### [AIM]
Comb through the entries for "colors" and pull out each line that holds it.

** Start **

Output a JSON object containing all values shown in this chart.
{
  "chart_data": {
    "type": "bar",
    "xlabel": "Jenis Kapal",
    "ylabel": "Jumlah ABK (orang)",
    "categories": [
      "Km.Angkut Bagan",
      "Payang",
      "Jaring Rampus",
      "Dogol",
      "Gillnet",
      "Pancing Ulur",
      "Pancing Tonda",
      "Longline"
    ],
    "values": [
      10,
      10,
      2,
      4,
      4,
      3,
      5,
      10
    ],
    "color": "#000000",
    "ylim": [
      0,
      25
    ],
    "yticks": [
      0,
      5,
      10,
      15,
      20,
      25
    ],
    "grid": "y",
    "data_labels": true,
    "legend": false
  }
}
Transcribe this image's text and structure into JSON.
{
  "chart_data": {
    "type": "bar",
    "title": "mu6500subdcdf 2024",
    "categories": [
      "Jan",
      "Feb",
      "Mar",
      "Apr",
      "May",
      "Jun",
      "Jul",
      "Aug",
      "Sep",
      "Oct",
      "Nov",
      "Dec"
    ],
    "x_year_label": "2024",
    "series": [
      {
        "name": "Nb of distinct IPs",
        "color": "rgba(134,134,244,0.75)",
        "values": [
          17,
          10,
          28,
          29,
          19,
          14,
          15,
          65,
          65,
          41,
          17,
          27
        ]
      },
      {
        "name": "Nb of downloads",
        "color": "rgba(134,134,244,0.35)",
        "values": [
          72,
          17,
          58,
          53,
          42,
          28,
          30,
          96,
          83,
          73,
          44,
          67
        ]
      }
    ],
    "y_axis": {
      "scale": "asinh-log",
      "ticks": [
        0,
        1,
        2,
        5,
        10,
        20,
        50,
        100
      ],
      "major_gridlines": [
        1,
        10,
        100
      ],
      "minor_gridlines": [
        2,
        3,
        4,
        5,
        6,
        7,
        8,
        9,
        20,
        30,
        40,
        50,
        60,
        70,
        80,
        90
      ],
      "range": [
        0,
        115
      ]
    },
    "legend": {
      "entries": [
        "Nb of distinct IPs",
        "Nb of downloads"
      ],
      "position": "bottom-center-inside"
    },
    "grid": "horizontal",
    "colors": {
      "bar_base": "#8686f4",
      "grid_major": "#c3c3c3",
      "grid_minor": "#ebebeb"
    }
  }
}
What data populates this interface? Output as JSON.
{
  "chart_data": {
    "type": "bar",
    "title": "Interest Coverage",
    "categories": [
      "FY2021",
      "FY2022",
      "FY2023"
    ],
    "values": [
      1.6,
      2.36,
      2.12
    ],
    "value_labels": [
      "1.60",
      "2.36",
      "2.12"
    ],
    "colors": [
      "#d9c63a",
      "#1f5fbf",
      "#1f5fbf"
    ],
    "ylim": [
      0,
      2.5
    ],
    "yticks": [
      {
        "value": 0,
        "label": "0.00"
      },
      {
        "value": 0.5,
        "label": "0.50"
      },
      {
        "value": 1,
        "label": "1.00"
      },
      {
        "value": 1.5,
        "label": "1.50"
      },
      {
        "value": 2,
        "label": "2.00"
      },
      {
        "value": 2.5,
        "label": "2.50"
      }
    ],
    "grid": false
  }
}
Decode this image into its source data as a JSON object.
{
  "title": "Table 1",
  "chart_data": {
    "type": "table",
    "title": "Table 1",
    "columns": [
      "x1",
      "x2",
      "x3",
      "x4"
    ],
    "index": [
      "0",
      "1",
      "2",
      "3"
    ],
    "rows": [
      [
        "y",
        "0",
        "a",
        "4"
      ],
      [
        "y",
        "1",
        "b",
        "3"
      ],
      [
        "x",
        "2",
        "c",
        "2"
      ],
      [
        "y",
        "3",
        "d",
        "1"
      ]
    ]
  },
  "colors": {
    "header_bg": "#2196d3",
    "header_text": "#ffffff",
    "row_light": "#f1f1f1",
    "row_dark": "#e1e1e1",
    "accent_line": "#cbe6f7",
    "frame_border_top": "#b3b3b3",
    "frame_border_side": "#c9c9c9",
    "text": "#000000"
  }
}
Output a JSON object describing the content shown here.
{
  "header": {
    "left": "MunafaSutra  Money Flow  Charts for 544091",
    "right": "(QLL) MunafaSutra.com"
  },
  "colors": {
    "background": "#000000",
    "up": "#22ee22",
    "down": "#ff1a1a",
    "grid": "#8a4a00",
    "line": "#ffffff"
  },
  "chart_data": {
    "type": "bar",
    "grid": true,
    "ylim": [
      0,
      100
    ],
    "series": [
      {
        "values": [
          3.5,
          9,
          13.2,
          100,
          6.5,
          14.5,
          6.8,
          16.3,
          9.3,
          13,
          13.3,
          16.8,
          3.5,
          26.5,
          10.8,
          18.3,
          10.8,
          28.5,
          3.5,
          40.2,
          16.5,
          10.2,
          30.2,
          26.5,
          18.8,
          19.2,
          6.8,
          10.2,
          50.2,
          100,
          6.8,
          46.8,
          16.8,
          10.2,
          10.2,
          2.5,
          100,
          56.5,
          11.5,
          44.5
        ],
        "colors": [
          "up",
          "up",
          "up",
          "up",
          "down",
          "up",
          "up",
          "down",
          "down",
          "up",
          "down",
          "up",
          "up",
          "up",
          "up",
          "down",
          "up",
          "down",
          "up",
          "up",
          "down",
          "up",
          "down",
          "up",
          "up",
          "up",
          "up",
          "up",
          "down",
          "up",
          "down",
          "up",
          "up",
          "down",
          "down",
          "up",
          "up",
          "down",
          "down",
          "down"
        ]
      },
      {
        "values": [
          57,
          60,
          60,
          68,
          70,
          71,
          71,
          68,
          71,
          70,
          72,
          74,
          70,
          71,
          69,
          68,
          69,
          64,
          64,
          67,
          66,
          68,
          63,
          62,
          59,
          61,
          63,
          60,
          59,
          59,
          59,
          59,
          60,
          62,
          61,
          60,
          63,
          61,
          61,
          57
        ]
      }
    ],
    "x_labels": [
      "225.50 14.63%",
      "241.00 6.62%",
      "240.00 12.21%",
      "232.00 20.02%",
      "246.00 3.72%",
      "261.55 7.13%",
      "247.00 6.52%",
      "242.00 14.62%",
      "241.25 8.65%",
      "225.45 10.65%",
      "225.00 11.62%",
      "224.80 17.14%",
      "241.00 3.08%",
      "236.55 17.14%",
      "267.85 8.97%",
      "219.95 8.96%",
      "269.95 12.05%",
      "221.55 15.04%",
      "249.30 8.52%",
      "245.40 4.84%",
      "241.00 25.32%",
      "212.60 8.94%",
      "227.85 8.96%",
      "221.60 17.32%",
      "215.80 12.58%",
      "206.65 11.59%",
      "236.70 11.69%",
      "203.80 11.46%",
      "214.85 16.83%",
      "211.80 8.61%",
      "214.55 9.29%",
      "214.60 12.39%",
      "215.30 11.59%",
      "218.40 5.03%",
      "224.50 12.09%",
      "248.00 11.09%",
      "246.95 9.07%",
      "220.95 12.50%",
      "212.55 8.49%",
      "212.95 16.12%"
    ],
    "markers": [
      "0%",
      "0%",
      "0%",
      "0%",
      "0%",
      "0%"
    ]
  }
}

** End **

### [ANSWER TO THIS PROBLEM]
    "colors": {
    "colors": [
  "colors": {
  "colors": {
        "colors": [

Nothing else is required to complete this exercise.